Part of a data file
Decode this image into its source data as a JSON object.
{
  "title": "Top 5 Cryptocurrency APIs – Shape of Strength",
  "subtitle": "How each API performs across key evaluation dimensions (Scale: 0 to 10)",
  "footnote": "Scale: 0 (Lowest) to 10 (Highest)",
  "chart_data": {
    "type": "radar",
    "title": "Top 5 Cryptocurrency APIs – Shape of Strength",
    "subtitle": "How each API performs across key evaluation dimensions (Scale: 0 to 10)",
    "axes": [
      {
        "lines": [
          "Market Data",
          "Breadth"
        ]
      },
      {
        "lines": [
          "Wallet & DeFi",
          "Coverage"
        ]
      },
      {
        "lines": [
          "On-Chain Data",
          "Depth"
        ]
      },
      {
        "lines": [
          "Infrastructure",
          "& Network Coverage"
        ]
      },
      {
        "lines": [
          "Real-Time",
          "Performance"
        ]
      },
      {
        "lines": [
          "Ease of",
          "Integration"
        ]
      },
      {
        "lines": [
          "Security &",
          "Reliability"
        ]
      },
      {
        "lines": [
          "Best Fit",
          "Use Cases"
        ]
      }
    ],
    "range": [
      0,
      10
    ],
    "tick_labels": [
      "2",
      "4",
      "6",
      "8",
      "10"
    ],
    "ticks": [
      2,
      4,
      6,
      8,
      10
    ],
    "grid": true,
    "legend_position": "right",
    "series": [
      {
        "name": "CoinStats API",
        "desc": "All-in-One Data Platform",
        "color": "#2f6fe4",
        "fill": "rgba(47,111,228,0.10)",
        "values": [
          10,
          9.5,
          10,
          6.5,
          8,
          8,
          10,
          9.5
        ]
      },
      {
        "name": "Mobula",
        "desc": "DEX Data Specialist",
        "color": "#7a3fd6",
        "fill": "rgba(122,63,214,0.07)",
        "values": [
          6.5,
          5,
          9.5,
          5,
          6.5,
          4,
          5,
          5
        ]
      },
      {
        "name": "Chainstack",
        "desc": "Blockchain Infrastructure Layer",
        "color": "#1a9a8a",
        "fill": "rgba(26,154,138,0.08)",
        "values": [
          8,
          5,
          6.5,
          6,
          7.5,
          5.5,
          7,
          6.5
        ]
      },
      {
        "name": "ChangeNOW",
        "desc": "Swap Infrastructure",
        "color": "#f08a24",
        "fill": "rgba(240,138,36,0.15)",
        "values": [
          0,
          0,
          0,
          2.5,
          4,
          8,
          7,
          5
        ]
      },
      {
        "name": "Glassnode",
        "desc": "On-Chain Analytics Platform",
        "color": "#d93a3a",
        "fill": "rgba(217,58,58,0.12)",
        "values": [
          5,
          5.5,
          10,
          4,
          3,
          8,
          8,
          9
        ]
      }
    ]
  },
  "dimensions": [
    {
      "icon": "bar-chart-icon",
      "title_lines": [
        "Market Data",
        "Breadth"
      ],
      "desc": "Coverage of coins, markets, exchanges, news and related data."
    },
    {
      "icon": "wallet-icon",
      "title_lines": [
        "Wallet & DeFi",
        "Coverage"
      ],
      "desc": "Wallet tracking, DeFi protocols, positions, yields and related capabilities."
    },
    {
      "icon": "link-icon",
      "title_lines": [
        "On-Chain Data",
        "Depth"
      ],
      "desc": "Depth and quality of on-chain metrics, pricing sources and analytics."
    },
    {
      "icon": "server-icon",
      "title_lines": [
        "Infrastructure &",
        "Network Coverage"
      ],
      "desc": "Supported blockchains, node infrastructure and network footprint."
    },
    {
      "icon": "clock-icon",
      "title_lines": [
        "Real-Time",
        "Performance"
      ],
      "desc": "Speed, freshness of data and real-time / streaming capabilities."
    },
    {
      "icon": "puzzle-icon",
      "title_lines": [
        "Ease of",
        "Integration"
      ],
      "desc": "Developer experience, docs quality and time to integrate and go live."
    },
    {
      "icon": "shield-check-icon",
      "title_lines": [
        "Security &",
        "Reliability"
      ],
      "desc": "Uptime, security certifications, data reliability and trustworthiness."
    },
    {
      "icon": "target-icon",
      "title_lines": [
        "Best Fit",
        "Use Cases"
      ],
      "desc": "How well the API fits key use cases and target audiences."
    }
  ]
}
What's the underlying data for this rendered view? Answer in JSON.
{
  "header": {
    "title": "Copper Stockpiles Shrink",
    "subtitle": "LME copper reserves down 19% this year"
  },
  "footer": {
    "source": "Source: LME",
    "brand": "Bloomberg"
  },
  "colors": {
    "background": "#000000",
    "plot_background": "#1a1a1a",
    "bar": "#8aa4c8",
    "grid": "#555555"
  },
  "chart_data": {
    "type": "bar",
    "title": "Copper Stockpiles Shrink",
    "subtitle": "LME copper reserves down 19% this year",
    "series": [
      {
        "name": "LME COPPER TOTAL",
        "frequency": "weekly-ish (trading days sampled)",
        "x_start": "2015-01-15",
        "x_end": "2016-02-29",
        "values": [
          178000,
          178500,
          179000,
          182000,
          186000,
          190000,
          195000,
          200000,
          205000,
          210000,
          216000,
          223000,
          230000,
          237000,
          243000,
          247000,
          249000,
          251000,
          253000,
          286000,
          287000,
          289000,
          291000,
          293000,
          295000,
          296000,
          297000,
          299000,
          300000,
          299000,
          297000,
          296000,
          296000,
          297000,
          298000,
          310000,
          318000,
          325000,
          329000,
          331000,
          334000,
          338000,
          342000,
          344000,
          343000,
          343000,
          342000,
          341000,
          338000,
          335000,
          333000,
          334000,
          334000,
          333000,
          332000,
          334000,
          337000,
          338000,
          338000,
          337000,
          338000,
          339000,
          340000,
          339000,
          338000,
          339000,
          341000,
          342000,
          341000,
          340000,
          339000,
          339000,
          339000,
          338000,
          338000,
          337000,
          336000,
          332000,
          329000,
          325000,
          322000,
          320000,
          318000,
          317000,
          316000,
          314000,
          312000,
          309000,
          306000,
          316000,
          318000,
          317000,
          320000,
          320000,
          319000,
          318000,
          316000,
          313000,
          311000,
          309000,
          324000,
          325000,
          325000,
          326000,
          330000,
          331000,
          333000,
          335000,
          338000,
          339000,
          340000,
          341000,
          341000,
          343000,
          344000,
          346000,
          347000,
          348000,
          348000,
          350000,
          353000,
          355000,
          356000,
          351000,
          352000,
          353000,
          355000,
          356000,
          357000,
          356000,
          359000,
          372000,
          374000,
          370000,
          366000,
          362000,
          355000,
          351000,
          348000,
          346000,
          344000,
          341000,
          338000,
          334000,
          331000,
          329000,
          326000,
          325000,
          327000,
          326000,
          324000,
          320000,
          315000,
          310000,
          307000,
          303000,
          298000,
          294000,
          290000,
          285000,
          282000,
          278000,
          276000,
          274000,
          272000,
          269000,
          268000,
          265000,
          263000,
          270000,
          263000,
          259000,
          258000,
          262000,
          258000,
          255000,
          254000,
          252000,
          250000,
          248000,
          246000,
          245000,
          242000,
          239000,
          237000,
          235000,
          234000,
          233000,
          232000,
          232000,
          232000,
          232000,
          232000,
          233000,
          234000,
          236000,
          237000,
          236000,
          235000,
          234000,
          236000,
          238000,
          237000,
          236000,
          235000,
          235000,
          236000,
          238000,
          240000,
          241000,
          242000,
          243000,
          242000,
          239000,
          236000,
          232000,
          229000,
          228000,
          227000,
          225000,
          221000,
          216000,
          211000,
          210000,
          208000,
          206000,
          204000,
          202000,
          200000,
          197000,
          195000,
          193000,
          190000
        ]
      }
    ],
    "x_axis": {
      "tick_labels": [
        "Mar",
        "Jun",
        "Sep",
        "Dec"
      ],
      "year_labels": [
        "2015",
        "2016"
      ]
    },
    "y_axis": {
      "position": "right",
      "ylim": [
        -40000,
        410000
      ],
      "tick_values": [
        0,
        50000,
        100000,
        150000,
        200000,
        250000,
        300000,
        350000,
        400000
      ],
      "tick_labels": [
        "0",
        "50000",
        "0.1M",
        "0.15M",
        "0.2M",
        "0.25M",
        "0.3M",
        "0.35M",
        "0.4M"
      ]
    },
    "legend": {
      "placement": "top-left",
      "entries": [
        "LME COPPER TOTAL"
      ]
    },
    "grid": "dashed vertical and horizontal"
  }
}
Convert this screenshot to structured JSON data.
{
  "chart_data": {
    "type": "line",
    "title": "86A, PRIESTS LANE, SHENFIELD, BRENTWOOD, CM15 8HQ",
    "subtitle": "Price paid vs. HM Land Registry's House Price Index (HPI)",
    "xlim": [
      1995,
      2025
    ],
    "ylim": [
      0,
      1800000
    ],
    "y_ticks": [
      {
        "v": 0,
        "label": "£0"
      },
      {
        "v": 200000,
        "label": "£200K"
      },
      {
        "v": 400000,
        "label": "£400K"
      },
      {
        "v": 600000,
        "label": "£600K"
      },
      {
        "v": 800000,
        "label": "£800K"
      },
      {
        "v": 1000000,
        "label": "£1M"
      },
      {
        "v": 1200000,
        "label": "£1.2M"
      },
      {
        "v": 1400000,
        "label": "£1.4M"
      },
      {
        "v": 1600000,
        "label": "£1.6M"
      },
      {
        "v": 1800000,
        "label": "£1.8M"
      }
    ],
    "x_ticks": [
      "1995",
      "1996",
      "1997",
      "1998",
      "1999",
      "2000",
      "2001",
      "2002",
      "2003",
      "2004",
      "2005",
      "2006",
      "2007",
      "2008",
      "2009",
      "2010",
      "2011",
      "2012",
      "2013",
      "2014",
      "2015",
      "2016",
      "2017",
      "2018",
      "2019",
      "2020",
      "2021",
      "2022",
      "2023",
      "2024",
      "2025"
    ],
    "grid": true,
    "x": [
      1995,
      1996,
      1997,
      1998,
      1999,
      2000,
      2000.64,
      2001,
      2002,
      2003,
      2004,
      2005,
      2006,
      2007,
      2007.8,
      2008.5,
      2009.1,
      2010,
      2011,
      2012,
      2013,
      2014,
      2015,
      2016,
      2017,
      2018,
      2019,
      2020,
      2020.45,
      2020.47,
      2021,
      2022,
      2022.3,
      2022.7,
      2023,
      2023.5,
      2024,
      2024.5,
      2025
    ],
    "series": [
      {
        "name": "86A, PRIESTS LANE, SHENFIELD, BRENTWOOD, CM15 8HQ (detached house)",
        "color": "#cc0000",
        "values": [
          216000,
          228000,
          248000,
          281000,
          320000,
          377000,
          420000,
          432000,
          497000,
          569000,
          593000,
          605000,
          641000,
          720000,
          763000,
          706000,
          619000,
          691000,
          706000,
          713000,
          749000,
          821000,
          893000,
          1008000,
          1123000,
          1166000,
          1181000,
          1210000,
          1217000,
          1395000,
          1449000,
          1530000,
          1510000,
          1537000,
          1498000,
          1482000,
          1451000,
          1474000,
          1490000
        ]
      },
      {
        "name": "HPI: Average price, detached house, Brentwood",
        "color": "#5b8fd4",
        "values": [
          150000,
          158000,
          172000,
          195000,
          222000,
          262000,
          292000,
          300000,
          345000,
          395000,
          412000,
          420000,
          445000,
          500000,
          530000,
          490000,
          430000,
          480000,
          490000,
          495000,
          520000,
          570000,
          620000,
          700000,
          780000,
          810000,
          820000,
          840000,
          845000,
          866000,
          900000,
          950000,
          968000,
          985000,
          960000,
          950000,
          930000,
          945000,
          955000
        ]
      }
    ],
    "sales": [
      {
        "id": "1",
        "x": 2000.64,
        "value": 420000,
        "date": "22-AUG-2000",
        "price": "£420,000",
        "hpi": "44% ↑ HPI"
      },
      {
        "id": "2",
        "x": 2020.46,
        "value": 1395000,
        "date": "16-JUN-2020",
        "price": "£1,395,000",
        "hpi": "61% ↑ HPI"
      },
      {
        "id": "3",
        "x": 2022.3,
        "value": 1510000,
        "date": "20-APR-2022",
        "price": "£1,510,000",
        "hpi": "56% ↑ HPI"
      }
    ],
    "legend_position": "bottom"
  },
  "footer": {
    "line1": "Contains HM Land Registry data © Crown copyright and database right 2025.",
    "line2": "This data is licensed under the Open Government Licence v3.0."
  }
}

The request: How many lines of the listing include the string "rgba"? Answer with the number alone.

Written reply: 5